_Information provided_
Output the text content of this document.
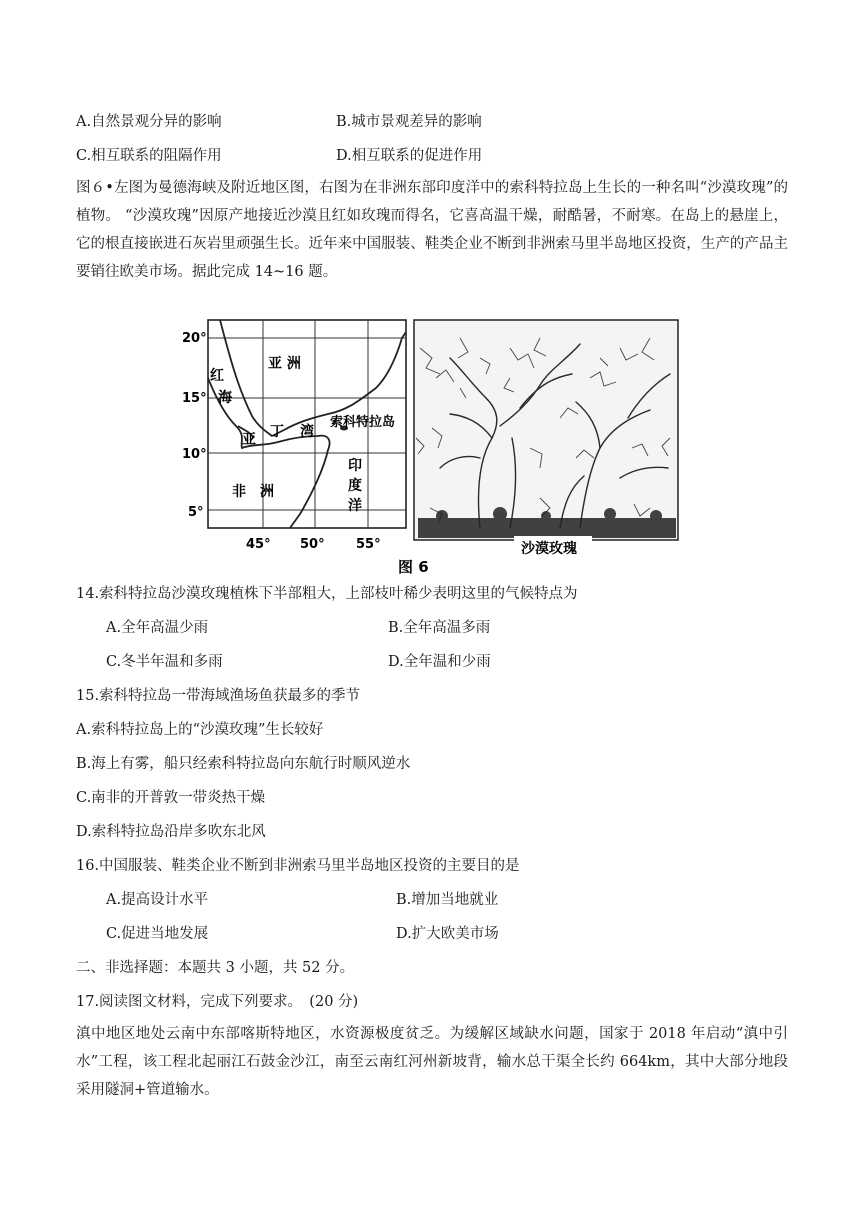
A.自然景观分异的影响	B.城市景观差异的影响
C.相互联系的阻隔作用	D.相互联系的促进作用
图６•左图为曼德海峡及附近地区图，右图为在非洲东部印度洋中的索科特拉岛上生长的一种名叫“沙漠玫瑰”的植物。 “沙漠玫瑰”因原产地接近沙漠且红如玫瑰而得名，它喜高温干燥，耐酷暑，不耐寒。在岛上的悬崖上，它的根直接嵌进石灰岩里顽强生长。近年来中国服装、鞋类企业不断到非洲索马里半岛地区投资，生产的产品主要销往欧美市场。据此完成 14~16 题。
20°
15°
10°
5°
45° 50° 55°
亚 洲
红
海
亚 丁 湾
索科特拉岛
非　洲
印
度
洋
沙漠玫瑰
图 6
14.索科特拉岛沙漠玫瑰植株下半部粗大，上部枝叶稀少表明这里的气候特点为
A.全年高温少雨	B.全年高温多雨
C.冬半年温和多雨	D.全年温和少雨
15.索科特拉岛一带海域渔场鱼获最多的季节
A.索科特拉岛上的“沙漠玫瑰”生长较好
B.海上有雾，船只经索科特拉岛向东航行时顺风逆水
C.南非的开普敦一带炎热干燥
D.索科特拉岛沿岸多吹东北风
16.中国服装、鞋类企业不断到非洲索马里半岛地区投资的主要目的是
A.提高设计水平	B.增加当地就业
C.促进当地发展	D.扩大欧美市场
二、非选择题：本题共 3 小题，共 52 分。
17.阅读图文材料，完成下列要求。　(20 分)
滇中地区地处云南中东部喀斯特地区，水资源极度贫乏。为缓解区域缺水问题，国家于 2018 年启动“滇中引水”工程，该工程北起丽江石鼓金沙江，南至云南红河州新坡背，输水总干渠全长约 664km，其中大部分地段采用隧洞+管道输水。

_Required work_
Your task is to transcribe all of the records precisely, with no images included.

_Task solution_
Output the text content of this document.
A.自然景观分异的影响	B.城市景观差异的影响
C.相互联系的阻隔作用	D.相互联系的促进作用
图６•左图为曼德海峡及附近地区图，右图为在非洲东部印度洋中的索科特拉岛上生长的一种名叫“沙漠玫瑰”的植物。 “沙漠玫瑰”因原产地接近沙漠且红如玫瑰而得名，它喜高温干燥，耐酷暑，不耐寒。在岛上的悬崖上，它的根直接嵌进石灰岩里顽强生长。近年来中国服装、鞋类企业不断到非洲索马里半岛地区投资，生产的产品主要销往欧美市场。据此完成 14~16 题。
20°
15°
10°
5°
45° 50° 55°
亚 洲
红
海
亚 丁 湾
索科特拉岛
非　洲
印
度
洋
沙漠玫瑰
图 6
14.索科特拉岛沙漠玫瑰植株下半部粗大，上部枝叶稀少表明这里的气候特点为
A.全年高温少雨	B.全年高温多雨
C.冬半年温和多雨	D.全年温和少雨
15.索科特拉岛一带海域渔场鱼获最多的季节
A.索科特拉岛上的“沙漠玫瑰”生长较好
B.海上有雾，船只经索科特拉岛向东航行时顺风逆水
C.南非的开普敦一带炎热干燥
D.索科特拉岛沿岸多吹东北风
16.中国服装、鞋类企业不断到非洲索马里半岛地区投资的主要目的是
A.提高设计水平	B.增加当地就业
C.促进当地发展	D.扩大欧美市场
二、非选择题：本题共 3 小题，共 52 分。
17.阅读图文材料，完成下列要求。　(20 分)
滇中地区地处云南中东部喀斯特地区，水资源极度贫乏。为缓解区域缺水问题，国家于 2018 年启动“滇中引水”工程，该工程北起丽江石鼓金沙江，南至云南红河州新坡背，输水总干渠全长约 664km，其中大部分地段采用隧洞+管道输水。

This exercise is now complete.